Sort through the data and copy the lines holding the word "calculated".
#### Data under study ####
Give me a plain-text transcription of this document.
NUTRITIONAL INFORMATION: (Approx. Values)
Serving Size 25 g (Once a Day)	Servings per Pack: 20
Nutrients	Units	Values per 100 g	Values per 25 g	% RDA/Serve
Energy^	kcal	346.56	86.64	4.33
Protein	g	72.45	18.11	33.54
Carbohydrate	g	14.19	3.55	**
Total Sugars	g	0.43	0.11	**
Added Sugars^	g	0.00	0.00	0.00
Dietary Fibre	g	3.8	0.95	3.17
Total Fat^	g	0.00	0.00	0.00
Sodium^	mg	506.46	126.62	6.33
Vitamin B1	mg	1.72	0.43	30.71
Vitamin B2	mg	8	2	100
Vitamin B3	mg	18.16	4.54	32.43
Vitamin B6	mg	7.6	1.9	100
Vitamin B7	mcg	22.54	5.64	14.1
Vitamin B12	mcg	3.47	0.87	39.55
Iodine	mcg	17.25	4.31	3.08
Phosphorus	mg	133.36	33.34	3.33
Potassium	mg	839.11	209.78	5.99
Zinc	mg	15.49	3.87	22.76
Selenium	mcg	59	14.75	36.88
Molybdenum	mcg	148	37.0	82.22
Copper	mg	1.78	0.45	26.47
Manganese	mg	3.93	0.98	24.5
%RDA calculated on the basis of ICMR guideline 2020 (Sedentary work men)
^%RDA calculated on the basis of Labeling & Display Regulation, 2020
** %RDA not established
####
- _Reply_:
%RDA calculated on the basis of ICMR guideline 2020 (Sedentary work men)
^%RDA calculated on the basis of Labeling & Display Regulation, 2020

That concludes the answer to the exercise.